WORK TO COMPLETE: Copy out each line of the material in which the word "prvků" appears.

-------------------------

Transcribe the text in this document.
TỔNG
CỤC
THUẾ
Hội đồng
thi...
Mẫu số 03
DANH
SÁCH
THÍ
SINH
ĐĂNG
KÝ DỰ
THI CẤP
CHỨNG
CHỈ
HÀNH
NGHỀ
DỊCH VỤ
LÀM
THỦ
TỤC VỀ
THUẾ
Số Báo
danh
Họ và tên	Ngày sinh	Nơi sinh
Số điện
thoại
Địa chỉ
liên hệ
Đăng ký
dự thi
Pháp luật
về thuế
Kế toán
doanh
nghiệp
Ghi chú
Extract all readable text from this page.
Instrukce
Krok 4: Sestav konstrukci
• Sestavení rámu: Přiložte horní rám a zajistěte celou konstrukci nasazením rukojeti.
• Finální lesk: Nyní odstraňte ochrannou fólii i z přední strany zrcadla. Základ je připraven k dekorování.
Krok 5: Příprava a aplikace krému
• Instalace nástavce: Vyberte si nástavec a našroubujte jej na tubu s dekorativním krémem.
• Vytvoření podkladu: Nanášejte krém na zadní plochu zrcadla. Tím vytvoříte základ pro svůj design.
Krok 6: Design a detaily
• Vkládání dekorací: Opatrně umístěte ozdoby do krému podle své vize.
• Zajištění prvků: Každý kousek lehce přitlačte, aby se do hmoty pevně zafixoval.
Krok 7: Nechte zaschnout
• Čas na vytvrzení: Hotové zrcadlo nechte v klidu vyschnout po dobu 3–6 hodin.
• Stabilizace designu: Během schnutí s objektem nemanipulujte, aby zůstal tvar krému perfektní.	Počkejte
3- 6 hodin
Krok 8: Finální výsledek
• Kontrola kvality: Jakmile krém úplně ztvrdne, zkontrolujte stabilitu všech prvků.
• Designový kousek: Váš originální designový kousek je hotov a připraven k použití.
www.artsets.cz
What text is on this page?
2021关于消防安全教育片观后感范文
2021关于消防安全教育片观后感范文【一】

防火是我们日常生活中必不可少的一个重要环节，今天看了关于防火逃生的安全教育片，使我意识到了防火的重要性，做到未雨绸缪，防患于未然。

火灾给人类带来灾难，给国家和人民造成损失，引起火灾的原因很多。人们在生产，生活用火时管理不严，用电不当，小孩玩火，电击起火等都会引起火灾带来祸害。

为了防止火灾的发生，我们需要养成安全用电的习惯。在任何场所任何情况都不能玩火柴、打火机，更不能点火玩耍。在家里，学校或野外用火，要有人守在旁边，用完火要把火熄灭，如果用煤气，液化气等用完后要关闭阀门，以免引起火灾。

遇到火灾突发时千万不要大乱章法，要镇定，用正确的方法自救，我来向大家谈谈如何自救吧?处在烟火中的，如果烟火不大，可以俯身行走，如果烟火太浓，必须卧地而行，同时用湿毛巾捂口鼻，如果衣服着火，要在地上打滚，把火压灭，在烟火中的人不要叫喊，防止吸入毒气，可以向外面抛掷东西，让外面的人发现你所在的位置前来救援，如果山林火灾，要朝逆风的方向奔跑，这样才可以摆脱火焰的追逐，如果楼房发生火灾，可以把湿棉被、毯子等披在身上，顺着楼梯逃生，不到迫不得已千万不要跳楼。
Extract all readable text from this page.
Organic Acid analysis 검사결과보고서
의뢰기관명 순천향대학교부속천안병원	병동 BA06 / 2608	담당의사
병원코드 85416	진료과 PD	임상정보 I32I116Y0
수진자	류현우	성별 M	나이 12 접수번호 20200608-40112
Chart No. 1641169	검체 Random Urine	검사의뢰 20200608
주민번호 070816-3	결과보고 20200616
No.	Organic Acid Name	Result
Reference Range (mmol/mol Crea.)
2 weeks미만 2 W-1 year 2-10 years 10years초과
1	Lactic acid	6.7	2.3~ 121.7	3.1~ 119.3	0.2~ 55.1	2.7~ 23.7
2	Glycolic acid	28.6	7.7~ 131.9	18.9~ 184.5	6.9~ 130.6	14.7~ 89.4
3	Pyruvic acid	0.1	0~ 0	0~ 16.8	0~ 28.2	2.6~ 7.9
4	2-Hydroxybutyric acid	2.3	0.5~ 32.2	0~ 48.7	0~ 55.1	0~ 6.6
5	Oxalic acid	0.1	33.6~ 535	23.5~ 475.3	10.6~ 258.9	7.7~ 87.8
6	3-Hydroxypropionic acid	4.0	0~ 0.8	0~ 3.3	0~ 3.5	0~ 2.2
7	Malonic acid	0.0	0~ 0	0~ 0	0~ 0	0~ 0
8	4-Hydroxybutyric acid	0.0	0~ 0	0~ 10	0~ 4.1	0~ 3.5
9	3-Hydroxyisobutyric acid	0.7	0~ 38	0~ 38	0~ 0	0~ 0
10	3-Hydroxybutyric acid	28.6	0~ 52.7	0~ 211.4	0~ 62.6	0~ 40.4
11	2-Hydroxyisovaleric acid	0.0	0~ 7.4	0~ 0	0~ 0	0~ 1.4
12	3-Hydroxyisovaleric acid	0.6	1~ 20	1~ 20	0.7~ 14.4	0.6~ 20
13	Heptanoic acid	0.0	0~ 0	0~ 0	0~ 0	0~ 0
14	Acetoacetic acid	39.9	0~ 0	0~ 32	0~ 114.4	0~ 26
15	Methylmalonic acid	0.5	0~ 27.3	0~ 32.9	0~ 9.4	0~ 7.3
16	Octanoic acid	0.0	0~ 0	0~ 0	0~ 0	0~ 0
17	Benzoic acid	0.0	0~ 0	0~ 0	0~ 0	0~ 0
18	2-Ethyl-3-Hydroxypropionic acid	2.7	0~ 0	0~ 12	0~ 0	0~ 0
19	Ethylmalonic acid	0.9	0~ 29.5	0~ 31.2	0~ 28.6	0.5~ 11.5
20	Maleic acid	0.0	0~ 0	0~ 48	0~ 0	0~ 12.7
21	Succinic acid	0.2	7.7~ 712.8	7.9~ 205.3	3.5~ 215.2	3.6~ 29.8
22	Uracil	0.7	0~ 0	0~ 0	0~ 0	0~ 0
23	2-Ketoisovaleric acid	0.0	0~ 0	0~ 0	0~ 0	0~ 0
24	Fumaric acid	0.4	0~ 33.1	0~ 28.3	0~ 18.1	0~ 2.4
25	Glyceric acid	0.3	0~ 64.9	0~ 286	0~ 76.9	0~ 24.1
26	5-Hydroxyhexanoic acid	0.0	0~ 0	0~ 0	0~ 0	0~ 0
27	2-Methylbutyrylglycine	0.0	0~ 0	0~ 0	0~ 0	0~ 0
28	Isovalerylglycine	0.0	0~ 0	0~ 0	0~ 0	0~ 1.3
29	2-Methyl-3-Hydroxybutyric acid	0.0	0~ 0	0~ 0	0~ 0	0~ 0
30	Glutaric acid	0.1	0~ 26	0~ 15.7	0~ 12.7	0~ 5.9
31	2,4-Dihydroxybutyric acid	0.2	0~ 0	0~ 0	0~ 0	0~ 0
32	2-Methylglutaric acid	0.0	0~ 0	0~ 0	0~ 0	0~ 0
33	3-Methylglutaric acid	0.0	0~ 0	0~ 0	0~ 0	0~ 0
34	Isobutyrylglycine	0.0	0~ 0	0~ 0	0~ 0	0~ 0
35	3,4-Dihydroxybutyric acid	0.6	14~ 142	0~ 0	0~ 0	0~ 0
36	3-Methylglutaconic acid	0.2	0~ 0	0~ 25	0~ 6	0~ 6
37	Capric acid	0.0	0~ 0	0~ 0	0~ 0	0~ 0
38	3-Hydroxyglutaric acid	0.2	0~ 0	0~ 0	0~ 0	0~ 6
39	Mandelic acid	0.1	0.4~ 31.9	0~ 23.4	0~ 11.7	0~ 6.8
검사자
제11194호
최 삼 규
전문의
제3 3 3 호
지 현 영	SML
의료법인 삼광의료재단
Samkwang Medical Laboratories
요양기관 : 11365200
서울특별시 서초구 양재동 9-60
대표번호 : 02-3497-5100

-------------------------

REPLY:
• Zajištění prvků: Každý kousek lehce přitlačte, aby se do hmoty pevně zafixoval.
• Kontrola kvality: Jakmile krém úplně ztvrdne, zkontrolujte stabilitu všech prvků.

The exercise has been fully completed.